Copy out every record below with complete accuracy.

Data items
□ □ □
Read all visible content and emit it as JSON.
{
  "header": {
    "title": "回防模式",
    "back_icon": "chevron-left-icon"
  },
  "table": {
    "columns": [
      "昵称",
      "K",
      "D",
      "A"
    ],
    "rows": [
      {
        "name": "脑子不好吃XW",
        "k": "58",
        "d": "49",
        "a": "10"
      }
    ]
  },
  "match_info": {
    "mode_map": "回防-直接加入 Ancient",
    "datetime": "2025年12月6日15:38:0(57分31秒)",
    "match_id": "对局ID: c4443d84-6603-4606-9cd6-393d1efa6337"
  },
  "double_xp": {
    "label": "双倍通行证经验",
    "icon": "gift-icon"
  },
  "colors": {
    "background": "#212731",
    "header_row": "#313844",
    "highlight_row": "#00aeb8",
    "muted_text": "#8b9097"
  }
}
□ □ □
Reply >>
Read all visible content and emit it as JSON.
{
  "header": {
    "title": "回防模式",
    "back_icon": "chevron-left-icon"
  },
  "table": {
    "columns": [
      "昵称",
      "K",
      "D",
      "A"
    ],
    "rows": [
      {
        "name": "脑子不好吃XW",
        "k": "58",
        "d": "49",
        "a": "10"
      }
    ]
  },
  "match_info": {
    "mode_map": "回防-直接加入 Ancient",
    "datetime": "2025年12月6日15:38:0(57分31秒)",
    "match_id": "对局ID: c4443d84-6603-4606-9cd6-393d1efa6337"
  },
  "double_xp": {
    "label": "双倍通行证经验",
    "icon": "gift-icon"
  },
  "colors": {
    "background": "#212731",
    "header_row": "#313844",
    "highlight_row": "#00aeb8",
    "muted_text": "#8b9097"
  }
}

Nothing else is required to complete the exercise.